**Text segment**
Strengths of this qualitative study include the use of a solution‐focused approach to actively engage older adults and caregivers in developing ideas for change, extending current knowledge beyond documenting older adults’ and caregivers’ experiences. Another strength is that the emergent solutions are rooted in lived experiences of the current healthcare system, and therefore may be more realistic, feasible and likely to influence positive change.

Limitations

Generalisability of study findings may be limited as participants represented a convenience sample of home care recipients in only one of the 14 LHINs in Ontario. However, the heterogeneous nature of the sample of participants representing a broad range of ages, health concerns, urban and rural dwellings and caring relationships, supported achieving saturation. Race and ethnicity data were not collected from participants, which is a limitation in fully understanding the diversity of the sample. We recognise that the findings do not reflect the full range of individual older adult and caregiver experiences.

**Data supplied**

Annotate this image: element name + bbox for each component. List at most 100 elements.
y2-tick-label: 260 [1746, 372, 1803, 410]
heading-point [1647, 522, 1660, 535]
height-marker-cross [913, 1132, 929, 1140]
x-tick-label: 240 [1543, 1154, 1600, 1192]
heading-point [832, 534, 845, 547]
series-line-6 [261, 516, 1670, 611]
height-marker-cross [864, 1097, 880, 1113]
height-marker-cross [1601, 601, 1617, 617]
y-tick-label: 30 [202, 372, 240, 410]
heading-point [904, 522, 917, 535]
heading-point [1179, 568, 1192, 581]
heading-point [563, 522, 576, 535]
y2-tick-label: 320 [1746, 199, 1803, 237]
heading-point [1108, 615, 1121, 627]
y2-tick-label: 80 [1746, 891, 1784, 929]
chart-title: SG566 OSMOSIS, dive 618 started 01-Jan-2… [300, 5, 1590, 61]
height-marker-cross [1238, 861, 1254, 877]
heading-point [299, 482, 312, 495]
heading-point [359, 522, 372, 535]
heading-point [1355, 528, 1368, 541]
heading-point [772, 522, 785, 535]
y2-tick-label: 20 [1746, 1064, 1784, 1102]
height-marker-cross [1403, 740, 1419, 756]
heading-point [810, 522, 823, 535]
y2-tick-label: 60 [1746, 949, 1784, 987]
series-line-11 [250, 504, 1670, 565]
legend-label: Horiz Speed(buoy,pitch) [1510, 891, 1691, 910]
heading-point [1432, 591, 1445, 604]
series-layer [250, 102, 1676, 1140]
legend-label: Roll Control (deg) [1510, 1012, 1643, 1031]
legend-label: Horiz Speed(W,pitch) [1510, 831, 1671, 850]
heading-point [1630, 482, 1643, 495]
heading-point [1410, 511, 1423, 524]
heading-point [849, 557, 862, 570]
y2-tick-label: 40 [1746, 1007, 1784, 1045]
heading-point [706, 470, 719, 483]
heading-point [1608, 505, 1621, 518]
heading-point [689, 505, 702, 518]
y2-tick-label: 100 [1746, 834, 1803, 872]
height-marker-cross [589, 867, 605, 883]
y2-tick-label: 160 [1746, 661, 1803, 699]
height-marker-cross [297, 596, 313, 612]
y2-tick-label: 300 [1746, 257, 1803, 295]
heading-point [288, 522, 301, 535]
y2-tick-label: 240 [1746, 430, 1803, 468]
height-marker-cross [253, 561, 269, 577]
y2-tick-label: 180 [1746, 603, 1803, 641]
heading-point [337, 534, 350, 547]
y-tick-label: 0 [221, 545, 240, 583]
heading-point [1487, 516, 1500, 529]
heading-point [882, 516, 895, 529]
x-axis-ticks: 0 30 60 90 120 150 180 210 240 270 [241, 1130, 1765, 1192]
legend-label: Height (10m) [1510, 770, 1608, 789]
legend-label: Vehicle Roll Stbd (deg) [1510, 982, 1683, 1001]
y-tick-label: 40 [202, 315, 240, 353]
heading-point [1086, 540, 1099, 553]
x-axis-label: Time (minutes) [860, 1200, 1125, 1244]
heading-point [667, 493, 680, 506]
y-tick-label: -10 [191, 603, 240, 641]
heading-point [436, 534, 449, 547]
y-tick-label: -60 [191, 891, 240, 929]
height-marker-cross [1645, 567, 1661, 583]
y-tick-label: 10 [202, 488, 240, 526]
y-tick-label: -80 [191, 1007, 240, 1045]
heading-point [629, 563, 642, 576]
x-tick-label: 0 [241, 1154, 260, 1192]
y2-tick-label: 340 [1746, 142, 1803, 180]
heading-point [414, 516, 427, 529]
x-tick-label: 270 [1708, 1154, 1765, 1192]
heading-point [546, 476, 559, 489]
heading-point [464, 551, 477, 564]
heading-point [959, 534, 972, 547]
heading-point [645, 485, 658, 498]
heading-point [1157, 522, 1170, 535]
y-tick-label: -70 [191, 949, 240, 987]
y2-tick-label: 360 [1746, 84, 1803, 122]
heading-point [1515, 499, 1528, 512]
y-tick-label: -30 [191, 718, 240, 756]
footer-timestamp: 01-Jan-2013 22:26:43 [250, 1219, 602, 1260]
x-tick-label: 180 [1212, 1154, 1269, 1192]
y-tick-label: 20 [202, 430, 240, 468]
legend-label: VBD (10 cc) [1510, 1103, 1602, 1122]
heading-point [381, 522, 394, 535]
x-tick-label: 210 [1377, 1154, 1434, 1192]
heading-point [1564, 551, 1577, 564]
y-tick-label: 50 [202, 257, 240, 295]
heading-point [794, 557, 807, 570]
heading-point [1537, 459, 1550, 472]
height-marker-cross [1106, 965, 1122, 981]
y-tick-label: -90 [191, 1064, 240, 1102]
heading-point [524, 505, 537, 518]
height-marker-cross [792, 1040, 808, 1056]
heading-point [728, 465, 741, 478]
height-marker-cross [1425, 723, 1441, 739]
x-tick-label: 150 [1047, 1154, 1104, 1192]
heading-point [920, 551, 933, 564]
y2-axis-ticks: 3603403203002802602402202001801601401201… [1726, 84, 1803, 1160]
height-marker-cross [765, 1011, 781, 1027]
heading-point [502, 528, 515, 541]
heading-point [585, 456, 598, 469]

**What to work on**
1. From the passage on the home care study's strengths and limitations, extract everything from "Generalisability of study" down to "and caregiver experiences.".
2. Write the next part of the passage on the home care study's strengths and limitations, starting after its last sentence.

**Written responses**
1.
Generalisability of study findings may be limited as participants represented a convenience sample of home care recipients in only one of the 14 LHINs in Ontario. However, the heterogeneous nature of the sample of participants representing a broad range of ages, health concerns, urban and rural dwellings and caring relationships, supported achieving saturation. Race and ethnicity data were not collected from participants, which is a limitation in fully understanding the diversity of the sample. We recognise that the findings do not reflect the full range of individual older adult and caregiver experiences.

2.
CONCLUSIONS

According to participants, person‐ and family‐centred goal‐setting would be better supported by providers who take time to see beyond age, engage in relational communication, facilitate participatory goal‐setting and collaborate more effectively. The solutions suggested by older adults and caregivers in this study are consistent with recommendations for applying person‐ and family‐centred care in recent literature and extend current knowledge by offering action‐oriented strategies that can be tested in geriatric home care goal‐setting practice.

CONFLICT OF INTEREST

Authors JG, KB and PS have no conflicts of interest to declare.

ETHICS

This study received ethics clearance from the University of Waterloo Office of Research Ethics (ORE #22251).